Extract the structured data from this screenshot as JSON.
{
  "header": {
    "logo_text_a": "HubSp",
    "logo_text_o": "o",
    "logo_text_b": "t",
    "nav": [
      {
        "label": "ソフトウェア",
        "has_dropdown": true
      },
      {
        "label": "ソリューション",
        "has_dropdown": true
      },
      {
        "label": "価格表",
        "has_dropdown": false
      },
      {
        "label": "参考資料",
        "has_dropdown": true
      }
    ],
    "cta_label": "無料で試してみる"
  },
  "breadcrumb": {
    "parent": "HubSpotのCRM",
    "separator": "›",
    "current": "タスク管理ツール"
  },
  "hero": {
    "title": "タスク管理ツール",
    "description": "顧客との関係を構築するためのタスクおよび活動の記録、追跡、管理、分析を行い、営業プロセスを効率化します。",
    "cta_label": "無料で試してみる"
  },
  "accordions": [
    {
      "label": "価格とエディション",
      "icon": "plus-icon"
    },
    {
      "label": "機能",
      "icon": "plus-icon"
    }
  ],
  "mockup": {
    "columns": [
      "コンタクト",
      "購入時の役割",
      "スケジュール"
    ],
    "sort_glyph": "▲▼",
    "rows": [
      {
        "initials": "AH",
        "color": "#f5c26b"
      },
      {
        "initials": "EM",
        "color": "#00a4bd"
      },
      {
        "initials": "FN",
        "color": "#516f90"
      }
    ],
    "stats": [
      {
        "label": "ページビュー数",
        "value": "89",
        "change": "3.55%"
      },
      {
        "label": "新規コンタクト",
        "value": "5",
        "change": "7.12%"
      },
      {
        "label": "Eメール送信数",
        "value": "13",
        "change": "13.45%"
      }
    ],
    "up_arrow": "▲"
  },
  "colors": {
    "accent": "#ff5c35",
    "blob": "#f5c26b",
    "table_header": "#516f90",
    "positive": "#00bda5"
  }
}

——————

_Stated goal_. Word for word, write out all of the data above.

_Task response_.
Extract the structured data from this screenshot as JSON.
{
  "header": {
    "logo_text_a": "HubSp",
    "logo_text_o": "o",
    "logo_text_b": "t",
    "nav": [
      {
        "label": "ソフトウェア",
        "has_dropdown": true
      },
      {
        "label": "ソリューション",
        "has_dropdown": true
      },
      {
        "label": "価格表",
        "has_dropdown": false
      },
      {
        "label": "参考資料",
        "has_dropdown": true
      }
    ],
    "cta_label": "無料で試してみる"
  },
  "breadcrumb": {
    "parent": "HubSpotのCRM",
    "separator": "›",
    "current": "タスク管理ツール"
  },
  "hero": {
    "title": "タスク管理ツール",
    "description": "顧客との関係を構築するためのタスクおよび活動の記録、追跡、管理、分析を行い、営業プロセスを効率化します。",
    "cta_label": "無料で試してみる"
  },
  "accordions": [
    {
      "label": "価格とエディション",
      "icon": "plus-icon"
    },
    {
      "label": "機能",
      "icon": "plus-icon"
    }
  ],
  "mockup": {
    "columns": [
      "コンタクト",
      "購入時の役割",
      "スケジュール"
    ],
    "sort_glyph": "▲▼",
    "rows": [
      {
        "initials": "AH",
        "color": "#f5c26b"
      },
      {
        "initials": "EM",
        "color": "#00a4bd"
      },
      {
        "initials": "FN",
        "color": "#516f90"
      }
    ],
    "stats": [
      {
        "label": "ページビュー数",
        "value": "89",
        "change": "3.55%"
      },
      {
        "label": "新規コンタクト",
        "value": "5",
        "change": "7.12%"
      },
      {
        "label": "Eメール送信数",
        "value": "13",
        "change": "13.45%"
      }
    ],
    "up_arrow": "▲"
  },
  "colors": {
    "accent": "#ff5c35",
    "blob": "#f5c26b",
    "table_header": "#516f90",
    "positive": "#00bda5"
  }
}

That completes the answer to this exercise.